## Your task:
Reproduce each line exactly.

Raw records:
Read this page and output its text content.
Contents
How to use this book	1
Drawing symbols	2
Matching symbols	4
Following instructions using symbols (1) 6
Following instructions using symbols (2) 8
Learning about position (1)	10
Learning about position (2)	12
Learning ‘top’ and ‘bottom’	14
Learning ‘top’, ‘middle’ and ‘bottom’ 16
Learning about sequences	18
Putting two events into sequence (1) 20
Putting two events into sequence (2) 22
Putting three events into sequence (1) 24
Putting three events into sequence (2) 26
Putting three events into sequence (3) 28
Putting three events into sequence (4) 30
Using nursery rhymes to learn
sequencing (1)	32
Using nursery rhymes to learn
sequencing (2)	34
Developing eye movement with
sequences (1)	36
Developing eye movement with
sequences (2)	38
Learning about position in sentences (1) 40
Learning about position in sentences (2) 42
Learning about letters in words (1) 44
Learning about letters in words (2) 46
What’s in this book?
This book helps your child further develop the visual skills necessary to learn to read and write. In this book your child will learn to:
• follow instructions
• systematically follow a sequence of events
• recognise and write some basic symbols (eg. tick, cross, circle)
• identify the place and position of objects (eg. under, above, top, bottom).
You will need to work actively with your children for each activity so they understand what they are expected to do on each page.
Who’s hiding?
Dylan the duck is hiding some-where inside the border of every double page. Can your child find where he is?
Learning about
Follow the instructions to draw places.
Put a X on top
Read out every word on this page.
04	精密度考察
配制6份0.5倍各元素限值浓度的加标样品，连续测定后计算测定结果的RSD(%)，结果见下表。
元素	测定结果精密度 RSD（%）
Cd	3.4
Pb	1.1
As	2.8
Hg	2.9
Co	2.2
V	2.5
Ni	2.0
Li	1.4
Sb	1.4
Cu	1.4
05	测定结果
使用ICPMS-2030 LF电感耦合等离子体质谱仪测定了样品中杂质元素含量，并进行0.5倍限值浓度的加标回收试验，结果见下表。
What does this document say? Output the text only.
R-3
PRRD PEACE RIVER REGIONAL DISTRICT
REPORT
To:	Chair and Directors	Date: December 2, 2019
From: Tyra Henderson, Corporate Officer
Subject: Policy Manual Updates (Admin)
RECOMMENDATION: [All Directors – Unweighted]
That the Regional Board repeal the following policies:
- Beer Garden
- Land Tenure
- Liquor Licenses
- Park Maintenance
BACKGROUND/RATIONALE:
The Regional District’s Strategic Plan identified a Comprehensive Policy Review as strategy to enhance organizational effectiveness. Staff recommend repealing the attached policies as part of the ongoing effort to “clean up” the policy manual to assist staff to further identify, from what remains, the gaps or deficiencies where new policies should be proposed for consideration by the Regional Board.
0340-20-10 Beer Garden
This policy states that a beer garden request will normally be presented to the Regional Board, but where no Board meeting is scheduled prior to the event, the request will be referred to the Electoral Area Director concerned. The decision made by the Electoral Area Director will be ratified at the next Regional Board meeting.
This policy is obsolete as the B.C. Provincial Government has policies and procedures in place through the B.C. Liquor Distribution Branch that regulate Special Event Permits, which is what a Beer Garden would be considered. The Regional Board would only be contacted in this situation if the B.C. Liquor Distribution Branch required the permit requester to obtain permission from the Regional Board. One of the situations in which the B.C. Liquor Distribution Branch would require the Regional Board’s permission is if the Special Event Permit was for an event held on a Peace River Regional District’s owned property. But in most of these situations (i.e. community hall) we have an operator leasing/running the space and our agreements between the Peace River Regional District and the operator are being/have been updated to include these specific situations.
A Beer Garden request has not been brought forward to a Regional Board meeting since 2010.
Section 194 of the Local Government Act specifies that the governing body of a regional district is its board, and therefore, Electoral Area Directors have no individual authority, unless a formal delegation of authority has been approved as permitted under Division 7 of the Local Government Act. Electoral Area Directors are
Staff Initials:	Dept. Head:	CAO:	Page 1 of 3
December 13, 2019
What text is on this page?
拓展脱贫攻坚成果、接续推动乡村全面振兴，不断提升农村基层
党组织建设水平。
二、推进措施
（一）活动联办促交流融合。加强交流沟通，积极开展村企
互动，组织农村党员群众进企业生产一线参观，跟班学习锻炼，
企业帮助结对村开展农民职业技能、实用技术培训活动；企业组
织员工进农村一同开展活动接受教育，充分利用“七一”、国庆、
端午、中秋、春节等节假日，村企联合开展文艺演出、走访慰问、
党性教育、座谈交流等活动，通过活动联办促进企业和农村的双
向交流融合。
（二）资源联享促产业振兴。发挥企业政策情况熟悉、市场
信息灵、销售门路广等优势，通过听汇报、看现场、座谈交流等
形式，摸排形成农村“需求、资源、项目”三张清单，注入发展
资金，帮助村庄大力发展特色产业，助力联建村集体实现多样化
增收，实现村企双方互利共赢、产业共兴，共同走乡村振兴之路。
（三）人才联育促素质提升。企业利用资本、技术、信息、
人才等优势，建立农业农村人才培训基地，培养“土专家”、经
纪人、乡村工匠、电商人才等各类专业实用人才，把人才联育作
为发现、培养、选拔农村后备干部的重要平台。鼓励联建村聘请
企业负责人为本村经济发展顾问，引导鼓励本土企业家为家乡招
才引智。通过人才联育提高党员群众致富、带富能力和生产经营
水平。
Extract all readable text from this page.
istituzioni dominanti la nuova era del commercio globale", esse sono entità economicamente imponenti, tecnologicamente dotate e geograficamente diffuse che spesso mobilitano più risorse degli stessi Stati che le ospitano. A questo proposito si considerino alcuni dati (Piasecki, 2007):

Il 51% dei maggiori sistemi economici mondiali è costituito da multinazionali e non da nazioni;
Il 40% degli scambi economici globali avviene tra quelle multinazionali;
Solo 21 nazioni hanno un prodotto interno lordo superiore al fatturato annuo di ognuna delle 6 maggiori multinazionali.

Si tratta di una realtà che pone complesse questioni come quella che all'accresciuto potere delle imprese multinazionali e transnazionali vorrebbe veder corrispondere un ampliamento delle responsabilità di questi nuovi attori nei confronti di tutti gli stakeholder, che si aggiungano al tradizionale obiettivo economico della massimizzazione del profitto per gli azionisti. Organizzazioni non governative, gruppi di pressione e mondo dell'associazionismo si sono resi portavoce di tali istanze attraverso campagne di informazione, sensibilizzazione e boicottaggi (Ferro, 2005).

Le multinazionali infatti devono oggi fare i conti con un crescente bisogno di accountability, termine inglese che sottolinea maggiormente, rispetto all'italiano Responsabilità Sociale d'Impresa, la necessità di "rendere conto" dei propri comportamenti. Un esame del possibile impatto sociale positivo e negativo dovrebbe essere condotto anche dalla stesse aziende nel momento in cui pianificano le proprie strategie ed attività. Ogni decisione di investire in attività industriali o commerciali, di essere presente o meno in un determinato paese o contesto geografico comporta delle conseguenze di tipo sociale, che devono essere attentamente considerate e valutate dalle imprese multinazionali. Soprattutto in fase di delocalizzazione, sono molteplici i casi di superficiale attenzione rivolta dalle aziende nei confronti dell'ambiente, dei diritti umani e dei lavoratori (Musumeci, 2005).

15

## The reply:
Read this page and output its text content.
Contents
How to use this book	1
Drawing symbols	2
Matching symbols	4
Following instructions using symbols (1) 6
Following instructions using symbols (2) 8
Learning about position (1)	10
Learning about position (2)	12
Learning ‘top’ and ‘bottom’	14
Learning ‘top’, ‘middle’ and ‘bottom’ 16
Learning about sequences	18
Putting two events into sequence (1) 20
Putting two events into sequence (2) 22
Putting three events into sequence (1) 24
Putting three events into sequence (2) 26
Putting three events into sequence (3) 28
Putting three events into sequence (4) 30
Using nursery rhymes to learn
sequencing (1)	32
Using nursery rhymes to learn
sequencing (2)	34
Developing eye movement with
sequences (1)	36
Developing eye movement with
sequences (2)	38
Learning about position in sentences (1) 40
Learning about position in sentences (2) 42
Learning about letters in words (1) 44
Learning about letters in words (2) 46
What’s in this book?
This book helps your child further develop the visual skills necessary to learn to read and write. In this book your child will learn to:
• follow instructions
• systematically follow a sequence of events
• recognise and write some basic symbols (eg. tick, cross, circle)
• identify the place and position of objects (eg. under, above, top, bottom).
You will need to work actively with your children for each activity so they understand what they are expected to do on each page.
Who’s hiding?
Dylan the duck is hiding some-where inside the border of every double page. Can your child find where he is?
Learning about
Follow the instructions to draw places.
Put a X on top
Read out every word on this page.
04	精密度考察
配制6份0.5倍各元素限值浓度的加标样品，连续测定后计算测定结果的RSD(%)，结果见下表。
元素	测定结果精密度 RSD（%）
Cd	3.4
Pb	1.1
As	2.8
Hg	2.9
Co	2.2
V	2.5
Ni	2.0
Li	1.4
Sb	1.4
Cu	1.4
05	测定结果
使用ICPMS-2030 LF电感耦合等离子体质谱仪测定了样品中杂质元素含量，并进行0.5倍限值浓度的加标回收试验，结果见下表。
What does this document say? Output the text only.
R-3
PRRD PEACE RIVER REGIONAL DISTRICT
REPORT
To:	Chair and Directors	Date: December 2, 2019
From: Tyra Henderson, Corporate Officer
Subject: Policy Manual Updates (Admin)
RECOMMENDATION: [All Directors – Unweighted]
That the Regional Board repeal the following policies:
- Beer Garden
- Land Tenure
- Liquor Licenses
- Park Maintenance
BACKGROUND/RATIONALE:
The Regional District’s Strategic Plan identified a Comprehensive Policy Review as strategy to enhance organizational effectiveness. Staff recommend repealing the attached policies as part of the ongoing effort to “clean up” the policy manual to assist staff to further identify, from what remains, the gaps or deficiencies where new policies should be proposed for consideration by the Regional Board.
0340-20-10 Beer Garden
This policy states that a beer garden request will normally be presented to the Regional Board, but where no Board meeting is scheduled prior to the event, the request will be referred to the Electoral Area Director concerned. The decision made by the Electoral Area Director will be ratified at the next Regional Board meeting.
This policy is obsolete as the B.C. Provincial Government has policies and procedures in place through the B.C. Liquor Distribution Branch that regulate Special Event Permits, which is what a Beer Garden would be considered. The Regional Board would only be contacted in this situation if the B.C. Liquor Distribution Branch required the permit requester to obtain permission from the Regional Board. One of the situations in which the B.C. Liquor Distribution Branch would require the Regional Board’s permission is if the Special Event Permit was for an event held on a Peace River Regional District’s owned property. But in most of these situations (i.e. community hall) we have an operator leasing/running the space and our agreements between the Peace River Regional District and the operator are being/have been updated to include these specific situations.
A Beer Garden request has not been brought forward to a Regional Board meeting since 2010.
Section 194 of the Local Government Act specifies that the governing body of a regional district is its board, and therefore, Electoral Area Directors have no individual authority, unless a formal delegation of authority has been approved as permitted under Division 7 of the Local Government Act. Electoral Area Directors are
Staff Initials:	Dept. Head:	CAO:	Page 1 of 3
December 13, 2019
What text is on this page?
拓展脱贫攻坚成果、接续推动乡村全面振兴，不断提升农村基层
党组织建设水平。
二、推进措施
（一）活动联办促交流融合。加强交流沟通，积极开展村企
互动，组织农村党员群众进企业生产一线参观，跟班学习锻炼，
企业帮助结对村开展农民职业技能、实用技术培训活动；企业组
织员工进农村一同开展活动接受教育，充分利用“七一”、国庆、
端午、中秋、春节等节假日，村企联合开展文艺演出、走访慰问、
党性教育、座谈交流等活动，通过活动联办促进企业和农村的双
向交流融合。
（二）资源联享促产业振兴。发挥企业政策情况熟悉、市场
信息灵、销售门路广等优势，通过听汇报、看现场、座谈交流等
形式，摸排形成农村“需求、资源、项目”三张清单，注入发展
资金，帮助村庄大力发展特色产业，助力联建村集体实现多样化
增收，实现村企双方互利共赢、产业共兴，共同走乡村振兴之路。
（三）人才联育促素质提升。企业利用资本、技术、信息、
人才等优势，建立农业农村人才培训基地，培养“土专家”、经
纪人、乡村工匠、电商人才等各类专业实用人才，把人才联育作
为发现、培养、选拔农村后备干部的重要平台。鼓励联建村聘请
企业负责人为本村经济发展顾问，引导鼓励本土企业家为家乡招
才引智。通过人才联育提高党员群众致富、带富能力和生产经营
水平。
Extract all readable text from this page.
istituzioni dominanti la nuova era del commercio globale", esse sono entità economicamente imponenti, tecnologicamente dotate e geograficamente diffuse che spesso mobilitano più risorse degli stessi Stati che le ospitano. A questo proposito si considerino alcuni dati (Piasecki, 2007):

Il 51% dei maggiori sistemi economici mondiali è costituito da multinazionali e non da nazioni;
Il 40% degli scambi economici globali avviene tra quelle multinazionali;
Solo 21 nazioni hanno un prodotto interno lordo superiore al fatturato annuo di ognuna delle 6 maggiori multinazionali.

Si tratta di una realtà che pone complesse questioni come quella che all'accresciuto potere delle imprese multinazionali e transnazionali vorrebbe veder corrispondere un ampliamento delle responsabilità di questi nuovi attori nei confronti di tutti gli stakeholder, che si aggiungano al tradizionale obiettivo economico della massimizzazione del profitto per gli azionisti. Organizzazioni non governative, gruppi di pressione e mondo dell'associazionismo si sono resi portavoce di tali istanze attraverso campagne di informazione, sensibilizzazione e boicottaggi (Ferro, 2005).

Le multinazionali infatti devono oggi fare i conti con un crescente bisogno di accountability, termine inglese che sottolinea maggiormente, rispetto all'italiano Responsabilità Sociale d'Impresa, la necessità di "rendere conto" dei propri comportamenti. Un esame del possibile impatto sociale positivo e negativo dovrebbe essere condotto anche dalla stesse aziende nel momento in cui pianificano le proprie strategie ed attività. Ogni decisione di investire in attività industriali o commerciali, di essere presente o meno in un determinato paese o contesto geografico comporta delle conseguenze di tipo sociale, che devono essere attentamente considerate e valutate dalle imprese multinazionali. Soprattutto in fase di delocalizzazione, sono molteplici i casi di superficiale attenzione rivolta dalle aziende nei confronti dell'ambiente, dei diritti umani e dei lavoratori (Musumeci, 2005).

15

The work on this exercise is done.